• _DATA SECTION_:
-*-
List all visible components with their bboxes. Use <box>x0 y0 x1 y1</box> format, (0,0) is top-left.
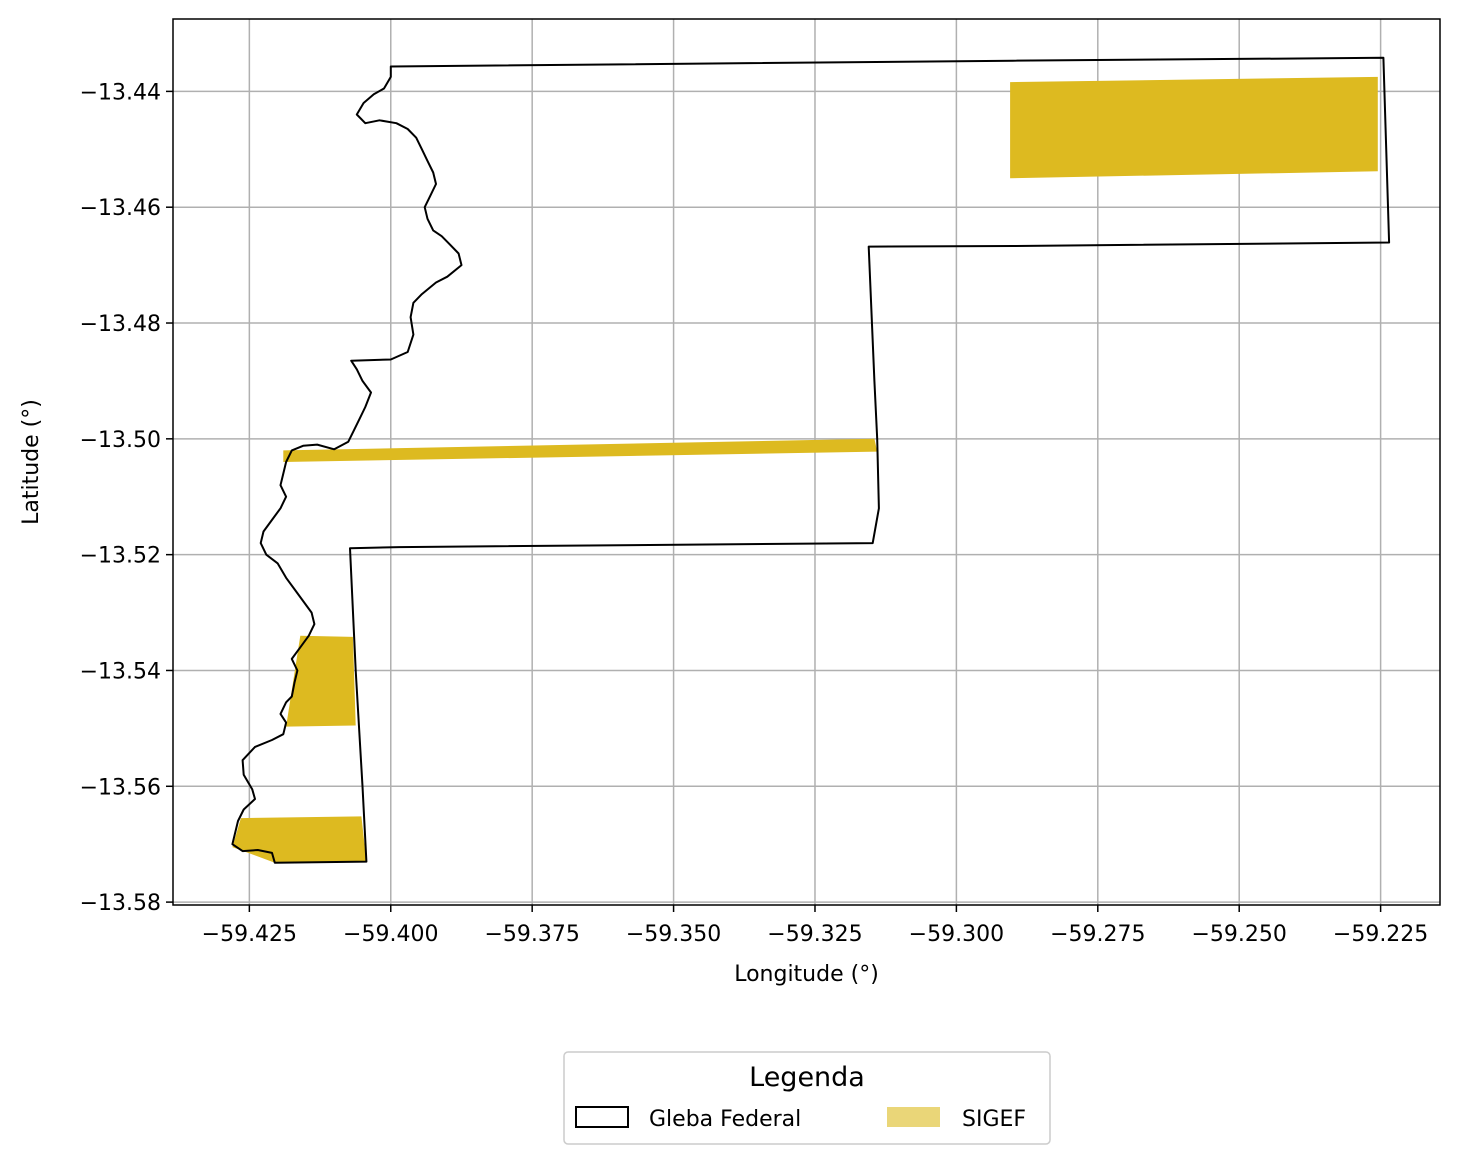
y-tick-label: −13.50 <box>80 428 161 453</box>
y-tick-label: −13.58 <box>80 891 161 916</box>
legend-label-sigef: SIGEF <box>962 1107 1026 1132</box>
sigef-parcel <box>286 635 356 727</box>
y-tick-label: −13.54 <box>80 659 161 684</box>
y-tick-label: −13.56 <box>80 775 161 800</box>
grid-lines <box>173 19 1440 905</box>
y-tick-label: −13.44 <box>80 80 161 105</box>
y-tick-label: −13.52 <box>80 544 161 569</box>
x-tick-label: −59.300 <box>909 922 1004 947</box>
y-tick-label: −13.46 <box>80 196 161 221</box>
axis-ticks: −59.425 −59.400 −59.375 −59.350 −59.325 −59.3… <box>80 80 1429 947</box>
sigef-parcel <box>283 438 878 462</box>
legend-label-gleba-federal: Gleba Federal <box>649 1107 801 1132</box>
x-axis-label: Longitude (°) <box>734 962 879 987</box>
y-tick-label: −13.48 <box>80 312 161 337</box>
x-tick-label: −59.350 <box>626 922 721 947</box>
x-tick-label: −59.400 <box>343 922 438 947</box>
map-layers <box>231 56 1391 864</box>
x-tick-label: −59.325 <box>767 922 862 947</box>
legend: Legenda Gleba Federal SIGEF <box>563 1051 1051 1145</box>
x-tick-label: −59.225 <box>1333 922 1428 947</box>
x-tick-label: −59.375 <box>484 922 579 947</box>
sigef-parcel <box>1010 76 1378 179</box>
legend-title: Legenda <box>749 1062 865 1093</box>
plot-frame <box>172 18 1441 906</box>
x-tick-label: −59.250 <box>1191 922 1286 947</box>
y-axis-label: Latitude (°) <box>19 399 44 525</box>
legend-swatch-sigef <box>887 1107 940 1127</box>
gleba-federal-boundary <box>231 56 1391 864</box>
x-tick-label: −59.275 <box>1050 922 1145 947</box>
x-tick-label: −59.425 <box>202 922 297 947</box>
legend-swatch-gleba-federal <box>575 1106 629 1128</box>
-*-
• _WORK INSTRUCTIONS_: Retype every line of the entries above word for word, but leave out the pictures.

• _TASK ANSWER_:
List all visible components with their bboxes. Use <box>x0 y0 x1 y1</box> format, (0,0) is top-left.
y-tick-label: −13.50 <box>80 428 161 453</box>
y-tick-label: −13.58 <box>80 891 161 916</box>
legend-label-sigef: SIGEF <box>962 1107 1026 1132</box>
sigef-parcel <box>286 635 356 727</box>
y-tick-label: −13.54 <box>80 659 161 684</box>
y-tick-label: −13.56 <box>80 775 161 800</box>
grid-lines <box>173 19 1440 905</box>
y-tick-label: −13.44 <box>80 80 161 105</box>
y-tick-label: −13.52 <box>80 544 161 569</box>
x-tick-label: −59.300 <box>909 922 1004 947</box>
y-tick-label: −13.46 <box>80 196 161 221</box>
axis-ticks: −59.425 −59.400 −59.375 −59.350 −59.325 −59.3… <box>80 80 1429 947</box>
sigef-parcel <box>283 438 878 462</box>
legend-label-gleba-federal: Gleba Federal <box>649 1107 801 1132</box>
x-axis-label: Longitude (°) <box>734 962 879 987</box>
y-tick-label: −13.48 <box>80 312 161 337</box>
x-tick-label: −59.350 <box>626 922 721 947</box>
x-tick-label: −59.400 <box>343 922 438 947</box>
map-layers <box>231 56 1391 864</box>
x-tick-label: −59.325 <box>767 922 862 947</box>
legend: Legenda Gleba Federal SIGEF <box>563 1051 1051 1145</box>
x-tick-label: −59.225 <box>1333 922 1428 947</box>
x-tick-label: −59.375 <box>484 922 579 947</box>
sigef-parcel <box>1010 76 1378 179</box>
legend-title: Legenda <box>749 1062 865 1093</box>
plot-frame <box>172 18 1441 906</box>
x-tick-label: −59.250 <box>1191 922 1286 947</box>
y-axis-label: Latitude (°) <box>19 399 44 525</box>
legend-swatch-sigef <box>887 1107 940 1127</box>
gleba-federal-boundary <box>231 56 1391 864</box>
x-tick-label: −59.275 <box>1050 922 1145 947</box>
x-tick-label: −59.425 <box>202 922 297 947</box>
legend-swatch-gleba-federal <box>575 1106 629 1128</box>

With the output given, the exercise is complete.